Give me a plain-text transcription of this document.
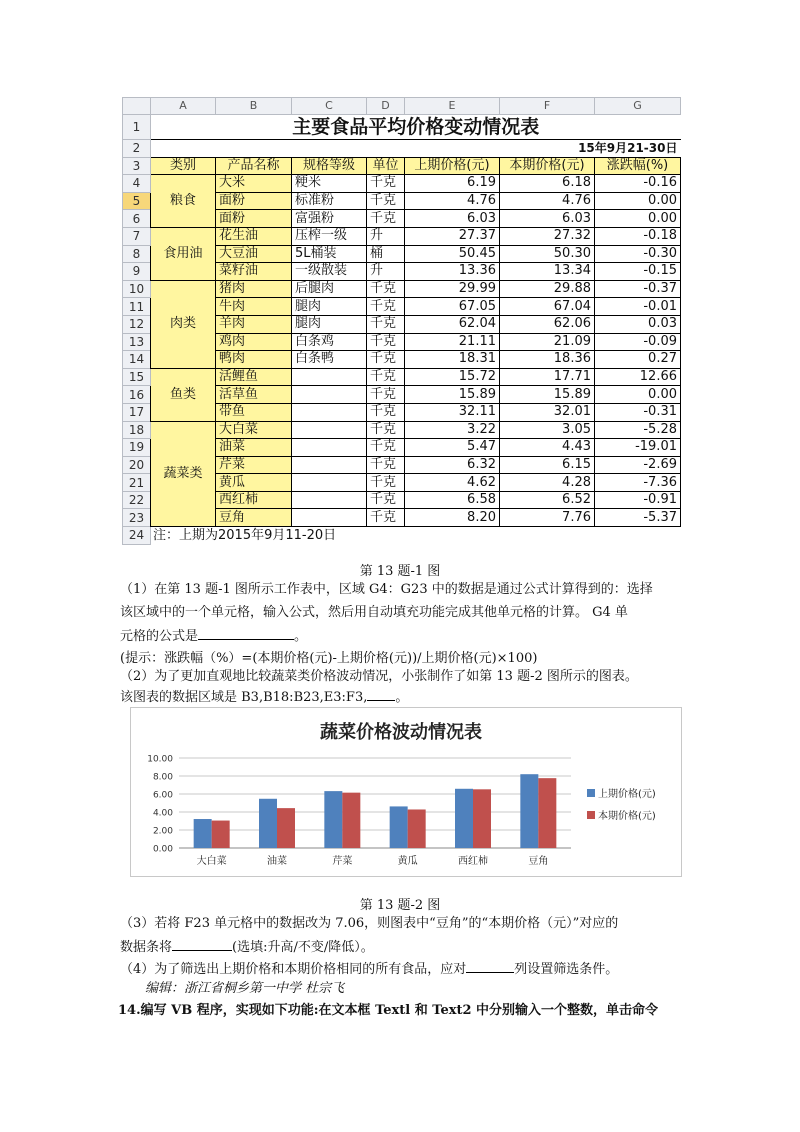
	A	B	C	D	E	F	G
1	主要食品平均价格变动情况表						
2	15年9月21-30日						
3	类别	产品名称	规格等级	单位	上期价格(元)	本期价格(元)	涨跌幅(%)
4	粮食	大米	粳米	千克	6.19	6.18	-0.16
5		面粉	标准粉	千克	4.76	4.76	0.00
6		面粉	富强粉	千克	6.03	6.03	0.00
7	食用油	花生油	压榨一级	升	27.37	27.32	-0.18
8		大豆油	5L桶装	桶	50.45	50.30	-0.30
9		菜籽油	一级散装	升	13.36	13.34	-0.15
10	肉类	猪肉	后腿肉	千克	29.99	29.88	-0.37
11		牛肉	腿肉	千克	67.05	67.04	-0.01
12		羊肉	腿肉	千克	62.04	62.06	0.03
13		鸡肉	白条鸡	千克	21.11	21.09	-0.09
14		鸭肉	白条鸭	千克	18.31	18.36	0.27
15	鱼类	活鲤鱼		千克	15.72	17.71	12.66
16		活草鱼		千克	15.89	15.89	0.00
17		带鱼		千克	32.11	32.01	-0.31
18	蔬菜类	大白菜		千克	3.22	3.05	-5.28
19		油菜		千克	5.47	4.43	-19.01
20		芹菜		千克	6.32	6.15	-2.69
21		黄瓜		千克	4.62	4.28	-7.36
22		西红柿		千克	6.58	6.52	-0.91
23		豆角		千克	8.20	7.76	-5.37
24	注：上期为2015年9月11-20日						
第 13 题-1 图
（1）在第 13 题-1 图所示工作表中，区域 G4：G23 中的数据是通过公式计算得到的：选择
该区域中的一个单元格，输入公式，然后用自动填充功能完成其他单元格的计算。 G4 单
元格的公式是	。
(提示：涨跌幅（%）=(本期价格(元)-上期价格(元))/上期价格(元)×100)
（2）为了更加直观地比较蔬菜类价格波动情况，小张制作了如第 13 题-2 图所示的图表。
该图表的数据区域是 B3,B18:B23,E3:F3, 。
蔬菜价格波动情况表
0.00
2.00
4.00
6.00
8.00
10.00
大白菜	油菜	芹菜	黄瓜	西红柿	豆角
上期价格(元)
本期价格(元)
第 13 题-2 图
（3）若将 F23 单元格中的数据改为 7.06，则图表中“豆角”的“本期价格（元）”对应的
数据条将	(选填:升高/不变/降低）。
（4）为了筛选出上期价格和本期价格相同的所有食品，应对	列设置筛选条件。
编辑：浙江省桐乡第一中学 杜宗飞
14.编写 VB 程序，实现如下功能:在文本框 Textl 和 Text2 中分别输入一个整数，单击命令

========================================================================

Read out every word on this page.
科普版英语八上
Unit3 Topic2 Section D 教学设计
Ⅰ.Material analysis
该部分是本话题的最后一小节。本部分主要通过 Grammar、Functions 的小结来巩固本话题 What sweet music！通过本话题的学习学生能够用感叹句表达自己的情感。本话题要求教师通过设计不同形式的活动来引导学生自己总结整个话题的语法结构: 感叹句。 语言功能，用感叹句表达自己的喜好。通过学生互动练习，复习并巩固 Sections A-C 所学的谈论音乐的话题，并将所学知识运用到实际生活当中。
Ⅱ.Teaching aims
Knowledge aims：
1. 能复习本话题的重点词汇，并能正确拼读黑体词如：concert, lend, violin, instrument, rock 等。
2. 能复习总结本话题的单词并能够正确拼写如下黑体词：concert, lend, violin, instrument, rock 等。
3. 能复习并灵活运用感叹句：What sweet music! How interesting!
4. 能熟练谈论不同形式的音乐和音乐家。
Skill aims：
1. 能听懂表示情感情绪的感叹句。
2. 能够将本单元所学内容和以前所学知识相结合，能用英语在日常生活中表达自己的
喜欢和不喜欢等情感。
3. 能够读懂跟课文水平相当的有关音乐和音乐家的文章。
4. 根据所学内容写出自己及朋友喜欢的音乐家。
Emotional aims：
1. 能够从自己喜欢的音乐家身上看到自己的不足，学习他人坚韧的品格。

========================================================================

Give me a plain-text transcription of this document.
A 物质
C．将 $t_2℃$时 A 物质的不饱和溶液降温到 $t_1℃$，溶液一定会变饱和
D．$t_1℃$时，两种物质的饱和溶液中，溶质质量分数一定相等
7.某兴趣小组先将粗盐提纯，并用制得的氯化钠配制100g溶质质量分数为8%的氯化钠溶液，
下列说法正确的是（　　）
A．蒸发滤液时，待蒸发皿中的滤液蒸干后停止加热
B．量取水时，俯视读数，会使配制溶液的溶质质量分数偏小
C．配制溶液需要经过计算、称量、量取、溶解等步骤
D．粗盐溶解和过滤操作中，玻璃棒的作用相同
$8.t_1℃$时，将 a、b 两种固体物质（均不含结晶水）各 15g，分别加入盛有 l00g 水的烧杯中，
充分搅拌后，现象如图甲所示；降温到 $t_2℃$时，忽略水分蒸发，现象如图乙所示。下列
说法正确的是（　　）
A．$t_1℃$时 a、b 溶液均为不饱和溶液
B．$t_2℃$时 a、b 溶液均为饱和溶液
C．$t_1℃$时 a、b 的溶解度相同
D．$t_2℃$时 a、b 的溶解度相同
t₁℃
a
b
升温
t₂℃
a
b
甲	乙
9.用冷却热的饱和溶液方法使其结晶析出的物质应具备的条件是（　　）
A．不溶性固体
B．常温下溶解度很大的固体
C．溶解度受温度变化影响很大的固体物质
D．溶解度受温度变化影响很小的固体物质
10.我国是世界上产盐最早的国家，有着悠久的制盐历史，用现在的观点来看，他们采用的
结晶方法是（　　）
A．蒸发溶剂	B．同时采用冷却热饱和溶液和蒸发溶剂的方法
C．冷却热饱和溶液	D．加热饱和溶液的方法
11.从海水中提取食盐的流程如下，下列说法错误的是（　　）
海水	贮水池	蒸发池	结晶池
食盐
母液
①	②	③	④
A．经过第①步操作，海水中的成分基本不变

========================================================================

What this task involves — State how many lines of the listing above hold the word "rock", with nothing but the number.

Full solution — 2